What you need to do =>
Each record below must be returned exactly as shown.

Input for this task =>
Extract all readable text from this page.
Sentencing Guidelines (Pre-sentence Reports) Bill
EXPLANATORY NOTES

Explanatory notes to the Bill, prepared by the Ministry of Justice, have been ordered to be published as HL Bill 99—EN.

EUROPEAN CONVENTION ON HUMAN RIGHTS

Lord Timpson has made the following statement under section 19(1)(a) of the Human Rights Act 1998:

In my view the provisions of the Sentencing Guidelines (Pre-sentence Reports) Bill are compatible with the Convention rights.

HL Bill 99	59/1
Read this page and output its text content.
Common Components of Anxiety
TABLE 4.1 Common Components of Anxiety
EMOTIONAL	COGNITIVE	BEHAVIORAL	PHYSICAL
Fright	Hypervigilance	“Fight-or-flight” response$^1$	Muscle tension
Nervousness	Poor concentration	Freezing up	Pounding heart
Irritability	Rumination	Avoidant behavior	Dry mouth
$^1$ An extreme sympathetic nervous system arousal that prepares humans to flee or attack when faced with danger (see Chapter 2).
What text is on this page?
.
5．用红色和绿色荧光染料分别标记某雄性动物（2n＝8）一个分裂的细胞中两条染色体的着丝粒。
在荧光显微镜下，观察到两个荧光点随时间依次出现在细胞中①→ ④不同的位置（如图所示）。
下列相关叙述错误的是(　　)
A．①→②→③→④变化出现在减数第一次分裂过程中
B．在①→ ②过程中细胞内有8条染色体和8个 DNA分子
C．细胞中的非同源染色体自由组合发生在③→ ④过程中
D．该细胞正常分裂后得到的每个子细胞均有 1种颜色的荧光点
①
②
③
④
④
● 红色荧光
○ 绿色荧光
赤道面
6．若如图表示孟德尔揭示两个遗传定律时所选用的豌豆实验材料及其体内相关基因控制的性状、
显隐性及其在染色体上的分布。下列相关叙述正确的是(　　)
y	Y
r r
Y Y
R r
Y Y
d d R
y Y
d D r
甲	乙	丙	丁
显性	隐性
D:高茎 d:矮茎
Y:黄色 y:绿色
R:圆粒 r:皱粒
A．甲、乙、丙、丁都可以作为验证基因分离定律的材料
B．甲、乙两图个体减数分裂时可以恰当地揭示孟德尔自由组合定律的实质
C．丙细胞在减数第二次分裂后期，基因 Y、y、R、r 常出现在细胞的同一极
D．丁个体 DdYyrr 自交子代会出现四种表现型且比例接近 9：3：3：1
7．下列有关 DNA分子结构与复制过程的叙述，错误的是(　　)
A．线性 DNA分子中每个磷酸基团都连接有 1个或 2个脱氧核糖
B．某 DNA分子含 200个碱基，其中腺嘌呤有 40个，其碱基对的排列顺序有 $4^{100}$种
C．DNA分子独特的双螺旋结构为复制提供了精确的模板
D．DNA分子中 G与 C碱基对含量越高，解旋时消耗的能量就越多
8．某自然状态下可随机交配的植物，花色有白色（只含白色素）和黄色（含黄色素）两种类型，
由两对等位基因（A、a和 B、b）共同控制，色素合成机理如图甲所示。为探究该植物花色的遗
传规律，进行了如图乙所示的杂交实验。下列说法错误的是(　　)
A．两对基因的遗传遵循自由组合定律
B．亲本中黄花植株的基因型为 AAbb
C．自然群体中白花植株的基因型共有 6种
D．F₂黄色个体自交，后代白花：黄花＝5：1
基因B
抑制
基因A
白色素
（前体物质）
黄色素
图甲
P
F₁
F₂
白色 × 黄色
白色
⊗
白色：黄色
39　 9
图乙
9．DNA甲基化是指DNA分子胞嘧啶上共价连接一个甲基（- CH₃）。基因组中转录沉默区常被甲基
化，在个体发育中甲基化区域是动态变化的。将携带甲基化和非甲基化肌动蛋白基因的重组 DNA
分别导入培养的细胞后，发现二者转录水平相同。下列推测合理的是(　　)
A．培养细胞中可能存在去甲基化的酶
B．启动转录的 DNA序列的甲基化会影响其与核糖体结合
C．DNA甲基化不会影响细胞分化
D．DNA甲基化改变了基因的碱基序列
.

Answer to the exercise =>
Extract all readable text from this page.
Sentencing Guidelines (Pre-sentence Reports) Bill
EXPLANATORY NOTES

Explanatory notes to the Bill, prepared by the Ministry of Justice, have been ordered to be published as HL Bill 99—EN.

EUROPEAN CONVENTION ON HUMAN RIGHTS

Lord Timpson has made the following statement under section 19(1)(a) of the Human Rights Act 1998:

In my view the provisions of the Sentencing Guidelines (Pre-sentence Reports) Bill are compatible with the Convention rights.

HL Bill 99	59/1
Read this page and output its text content.
Common Components of Anxiety
TABLE 4.1 Common Components of Anxiety
EMOTIONAL	COGNITIVE	BEHAVIORAL	PHYSICAL
Fright	Hypervigilance	“Fight-or-flight” response$^1$	Muscle tension
Nervousness	Poor concentration	Freezing up	Pounding heart
Irritability	Rumination	Avoidant behavior	Dry mouth
$^1$ An extreme sympathetic nervous system arousal that prepares humans to flee or attack when faced with danger (see Chapter 2).
What text is on this page?
.
5．用红色和绿色荧光染料分别标记某雄性动物（2n＝8）一个分裂的细胞中两条染色体的着丝粒。
在荧光显微镜下，观察到两个荧光点随时间依次出现在细胞中①→ ④不同的位置（如图所示）。
下列相关叙述错误的是(　　)
A．①→②→③→④变化出现在减数第一次分裂过程中
B．在①→ ②过程中细胞内有8条染色体和8个 DNA分子
C．细胞中的非同源染色体自由组合发生在③→ ④过程中
D．该细胞正常分裂后得到的每个子细胞均有 1种颜色的荧光点
①
②
③
④
④
● 红色荧光
○ 绿色荧光
赤道面
6．若如图表示孟德尔揭示两个遗传定律时所选用的豌豆实验材料及其体内相关基因控制的性状、
显隐性及其在染色体上的分布。下列相关叙述正确的是(　　)
y	Y
r r
Y Y
R r
Y Y
d d R
y Y
d D r
甲	乙	丙	丁
显性	隐性
D:高茎 d:矮茎
Y:黄色 y:绿色
R:圆粒 r:皱粒
A．甲、乙、丙、丁都可以作为验证基因分离定律的材料
B．甲、乙两图个体减数分裂时可以恰当地揭示孟德尔自由组合定律的实质
C．丙细胞在减数第二次分裂后期，基因 Y、y、R、r 常出现在细胞的同一极
D．丁个体 DdYyrr 自交子代会出现四种表现型且比例接近 9：3：3：1
7．下列有关 DNA分子结构与复制过程的叙述，错误的是(　　)
A．线性 DNA分子中每个磷酸基团都连接有 1个或 2个脱氧核糖
B．某 DNA分子含 200个碱基，其中腺嘌呤有 40个，其碱基对的排列顺序有 $4^{100}$种
C．DNA分子独特的双螺旋结构为复制提供了精确的模板
D．DNA分子中 G与 C碱基对含量越高，解旋时消耗的能量就越多
8．某自然状态下可随机交配的植物，花色有白色（只含白色素）和黄色（含黄色素）两种类型，
由两对等位基因（A、a和 B、b）共同控制，色素合成机理如图甲所示。为探究该植物花色的遗
传规律，进行了如图乙所示的杂交实验。下列说法错误的是(　　)
A．两对基因的遗传遵循自由组合定律
B．亲本中黄花植株的基因型为 AAbb
C．自然群体中白花植株的基因型共有 6种
D．F₂黄色个体自交，后代白花：黄花＝5：1
基因B
抑制
基因A
白色素
（前体物质）
黄色素
图甲
P
F₁
F₂
白色 × 黄色
白色
⊗
白色：黄色
39　 9
图乙
9．DNA甲基化是指DNA分子胞嘧啶上共价连接一个甲基（- CH₃）。基因组中转录沉默区常被甲基
化，在个体发育中甲基化区域是动态变化的。将携带甲基化和非甲基化肌动蛋白基因的重组 DNA
分别导入培养的细胞后，发现二者转录水平相同。下列推测合理的是(　　)
A．培养细胞中可能存在去甲基化的酶
B．启动转录的 DNA序列的甲基化会影响其与核糖体结合
C．DNA甲基化不会影响细胞分化
D．DNA甲基化改变了基因的碱基序列
.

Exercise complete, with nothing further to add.